— Exercise brief —
For the records below, say how many lines contain the string "border". Give the number only.

— Material —
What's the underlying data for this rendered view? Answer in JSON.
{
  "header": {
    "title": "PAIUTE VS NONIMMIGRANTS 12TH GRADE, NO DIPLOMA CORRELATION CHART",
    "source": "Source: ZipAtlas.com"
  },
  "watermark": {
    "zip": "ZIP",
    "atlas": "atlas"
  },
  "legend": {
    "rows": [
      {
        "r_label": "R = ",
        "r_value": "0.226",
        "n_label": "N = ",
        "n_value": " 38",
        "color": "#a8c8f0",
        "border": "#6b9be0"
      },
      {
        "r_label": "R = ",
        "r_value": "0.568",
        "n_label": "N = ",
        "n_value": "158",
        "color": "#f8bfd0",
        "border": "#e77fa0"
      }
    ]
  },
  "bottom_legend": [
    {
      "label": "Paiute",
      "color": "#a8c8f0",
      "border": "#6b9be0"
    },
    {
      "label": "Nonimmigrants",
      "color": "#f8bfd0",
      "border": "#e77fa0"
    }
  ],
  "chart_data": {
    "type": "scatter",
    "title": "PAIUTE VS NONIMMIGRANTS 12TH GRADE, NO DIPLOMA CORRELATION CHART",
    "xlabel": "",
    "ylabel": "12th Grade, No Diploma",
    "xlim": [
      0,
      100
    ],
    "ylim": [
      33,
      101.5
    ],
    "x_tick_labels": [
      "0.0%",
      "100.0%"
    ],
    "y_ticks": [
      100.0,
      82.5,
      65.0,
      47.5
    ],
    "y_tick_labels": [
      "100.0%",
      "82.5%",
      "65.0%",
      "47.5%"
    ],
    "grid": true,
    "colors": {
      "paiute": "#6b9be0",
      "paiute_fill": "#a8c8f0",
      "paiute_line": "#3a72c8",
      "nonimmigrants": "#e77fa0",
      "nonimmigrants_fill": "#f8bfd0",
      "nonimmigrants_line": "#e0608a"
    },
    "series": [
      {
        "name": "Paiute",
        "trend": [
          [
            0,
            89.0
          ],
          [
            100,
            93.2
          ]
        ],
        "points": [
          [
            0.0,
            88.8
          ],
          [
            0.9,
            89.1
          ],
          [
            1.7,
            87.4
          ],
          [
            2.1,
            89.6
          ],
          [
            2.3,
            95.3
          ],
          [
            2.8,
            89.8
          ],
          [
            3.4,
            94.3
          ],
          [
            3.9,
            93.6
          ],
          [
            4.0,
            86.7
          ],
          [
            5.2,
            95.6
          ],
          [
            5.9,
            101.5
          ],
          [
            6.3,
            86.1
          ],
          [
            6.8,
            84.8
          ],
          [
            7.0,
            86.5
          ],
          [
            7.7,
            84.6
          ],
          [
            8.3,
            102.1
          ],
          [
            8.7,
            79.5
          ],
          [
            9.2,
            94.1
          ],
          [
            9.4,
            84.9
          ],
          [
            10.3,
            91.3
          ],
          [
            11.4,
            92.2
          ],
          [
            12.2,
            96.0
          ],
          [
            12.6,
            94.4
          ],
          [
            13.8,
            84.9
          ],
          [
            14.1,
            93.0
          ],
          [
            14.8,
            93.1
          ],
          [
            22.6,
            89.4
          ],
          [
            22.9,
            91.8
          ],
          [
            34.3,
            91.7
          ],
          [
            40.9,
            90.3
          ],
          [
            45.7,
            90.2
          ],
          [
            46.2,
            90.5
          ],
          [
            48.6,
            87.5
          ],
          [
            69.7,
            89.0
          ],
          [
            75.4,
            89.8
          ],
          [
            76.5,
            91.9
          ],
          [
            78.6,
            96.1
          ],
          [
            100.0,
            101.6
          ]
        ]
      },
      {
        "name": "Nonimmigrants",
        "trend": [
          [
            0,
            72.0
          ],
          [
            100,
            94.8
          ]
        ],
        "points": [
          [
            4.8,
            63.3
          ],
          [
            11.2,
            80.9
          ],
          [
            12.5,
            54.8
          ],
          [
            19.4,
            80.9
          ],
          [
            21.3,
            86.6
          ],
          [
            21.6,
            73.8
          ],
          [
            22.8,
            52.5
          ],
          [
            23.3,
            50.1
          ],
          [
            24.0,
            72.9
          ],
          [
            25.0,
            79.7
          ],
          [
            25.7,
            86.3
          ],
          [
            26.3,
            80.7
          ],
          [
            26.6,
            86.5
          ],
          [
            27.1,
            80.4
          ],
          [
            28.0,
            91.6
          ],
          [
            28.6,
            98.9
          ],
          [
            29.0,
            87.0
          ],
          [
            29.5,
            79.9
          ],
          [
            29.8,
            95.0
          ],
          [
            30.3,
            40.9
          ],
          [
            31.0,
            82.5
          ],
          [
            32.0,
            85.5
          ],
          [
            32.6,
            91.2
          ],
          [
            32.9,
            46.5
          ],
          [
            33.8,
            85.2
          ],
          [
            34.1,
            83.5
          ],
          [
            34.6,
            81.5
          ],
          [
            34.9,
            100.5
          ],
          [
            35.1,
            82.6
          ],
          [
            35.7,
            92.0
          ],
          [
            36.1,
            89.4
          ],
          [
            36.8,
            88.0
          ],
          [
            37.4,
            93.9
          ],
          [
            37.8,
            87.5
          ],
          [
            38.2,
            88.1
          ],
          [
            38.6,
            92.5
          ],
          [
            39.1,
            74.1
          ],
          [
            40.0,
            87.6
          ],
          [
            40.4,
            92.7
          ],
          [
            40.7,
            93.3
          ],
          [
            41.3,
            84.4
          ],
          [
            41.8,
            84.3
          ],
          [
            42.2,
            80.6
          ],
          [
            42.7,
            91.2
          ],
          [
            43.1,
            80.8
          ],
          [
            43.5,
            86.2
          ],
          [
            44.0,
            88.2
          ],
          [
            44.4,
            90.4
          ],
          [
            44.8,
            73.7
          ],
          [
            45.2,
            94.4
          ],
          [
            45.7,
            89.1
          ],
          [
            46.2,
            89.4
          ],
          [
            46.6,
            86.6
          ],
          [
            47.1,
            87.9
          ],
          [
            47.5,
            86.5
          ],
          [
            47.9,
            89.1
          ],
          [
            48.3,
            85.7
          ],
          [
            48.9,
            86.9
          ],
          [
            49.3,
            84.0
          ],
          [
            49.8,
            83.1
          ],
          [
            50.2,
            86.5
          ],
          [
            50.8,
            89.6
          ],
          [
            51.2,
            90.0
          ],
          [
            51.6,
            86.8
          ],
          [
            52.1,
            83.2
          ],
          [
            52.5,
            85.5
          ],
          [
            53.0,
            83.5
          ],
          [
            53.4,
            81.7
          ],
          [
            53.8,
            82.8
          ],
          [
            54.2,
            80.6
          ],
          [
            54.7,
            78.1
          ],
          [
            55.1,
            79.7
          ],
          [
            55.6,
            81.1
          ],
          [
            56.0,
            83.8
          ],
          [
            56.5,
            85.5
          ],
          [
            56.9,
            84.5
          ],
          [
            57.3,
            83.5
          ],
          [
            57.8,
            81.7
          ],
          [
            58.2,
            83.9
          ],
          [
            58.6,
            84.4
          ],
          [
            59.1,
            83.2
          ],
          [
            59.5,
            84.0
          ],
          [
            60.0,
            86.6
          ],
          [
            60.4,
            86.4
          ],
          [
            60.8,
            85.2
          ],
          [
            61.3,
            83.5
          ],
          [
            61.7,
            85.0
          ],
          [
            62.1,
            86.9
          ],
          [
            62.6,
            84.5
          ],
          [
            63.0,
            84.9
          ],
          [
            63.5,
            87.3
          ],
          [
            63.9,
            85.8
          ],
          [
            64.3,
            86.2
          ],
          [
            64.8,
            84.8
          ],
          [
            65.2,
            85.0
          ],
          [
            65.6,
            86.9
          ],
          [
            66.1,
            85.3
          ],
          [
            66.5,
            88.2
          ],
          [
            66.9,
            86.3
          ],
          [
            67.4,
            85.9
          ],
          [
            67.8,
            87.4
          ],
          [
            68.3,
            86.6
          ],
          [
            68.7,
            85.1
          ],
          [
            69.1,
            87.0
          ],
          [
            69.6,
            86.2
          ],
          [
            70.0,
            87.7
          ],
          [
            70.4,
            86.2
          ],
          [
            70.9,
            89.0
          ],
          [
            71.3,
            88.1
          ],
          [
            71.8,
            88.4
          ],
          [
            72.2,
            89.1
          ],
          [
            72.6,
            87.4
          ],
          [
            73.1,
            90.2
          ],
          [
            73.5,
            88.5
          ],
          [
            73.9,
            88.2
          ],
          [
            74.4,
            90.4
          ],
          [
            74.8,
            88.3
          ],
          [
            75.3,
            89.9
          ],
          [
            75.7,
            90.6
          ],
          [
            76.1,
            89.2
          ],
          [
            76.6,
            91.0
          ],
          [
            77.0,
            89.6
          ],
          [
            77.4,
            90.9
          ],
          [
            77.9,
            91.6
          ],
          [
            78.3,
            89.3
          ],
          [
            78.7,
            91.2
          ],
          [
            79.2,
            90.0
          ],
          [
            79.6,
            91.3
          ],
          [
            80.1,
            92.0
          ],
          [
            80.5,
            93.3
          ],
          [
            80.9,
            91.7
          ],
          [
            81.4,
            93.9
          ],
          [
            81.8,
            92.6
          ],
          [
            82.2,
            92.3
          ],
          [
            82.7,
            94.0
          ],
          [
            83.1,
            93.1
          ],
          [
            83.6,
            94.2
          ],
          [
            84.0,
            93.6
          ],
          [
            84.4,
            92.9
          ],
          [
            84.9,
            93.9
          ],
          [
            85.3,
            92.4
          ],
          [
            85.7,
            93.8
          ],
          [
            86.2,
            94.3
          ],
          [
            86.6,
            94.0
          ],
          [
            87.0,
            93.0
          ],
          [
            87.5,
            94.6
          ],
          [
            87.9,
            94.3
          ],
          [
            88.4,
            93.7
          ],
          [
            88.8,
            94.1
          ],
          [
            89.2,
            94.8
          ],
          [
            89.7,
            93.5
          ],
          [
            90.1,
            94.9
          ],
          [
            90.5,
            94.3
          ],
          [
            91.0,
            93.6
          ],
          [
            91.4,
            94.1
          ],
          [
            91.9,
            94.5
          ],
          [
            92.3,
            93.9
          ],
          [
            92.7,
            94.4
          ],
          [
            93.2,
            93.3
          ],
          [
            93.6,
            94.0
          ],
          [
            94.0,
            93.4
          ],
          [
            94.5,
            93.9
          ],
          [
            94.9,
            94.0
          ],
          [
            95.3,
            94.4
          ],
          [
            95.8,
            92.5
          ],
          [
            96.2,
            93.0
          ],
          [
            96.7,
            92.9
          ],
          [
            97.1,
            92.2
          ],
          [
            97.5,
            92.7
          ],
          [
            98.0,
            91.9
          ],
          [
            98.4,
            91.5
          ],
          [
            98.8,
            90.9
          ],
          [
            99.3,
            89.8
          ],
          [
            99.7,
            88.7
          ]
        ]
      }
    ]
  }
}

— The reply —
4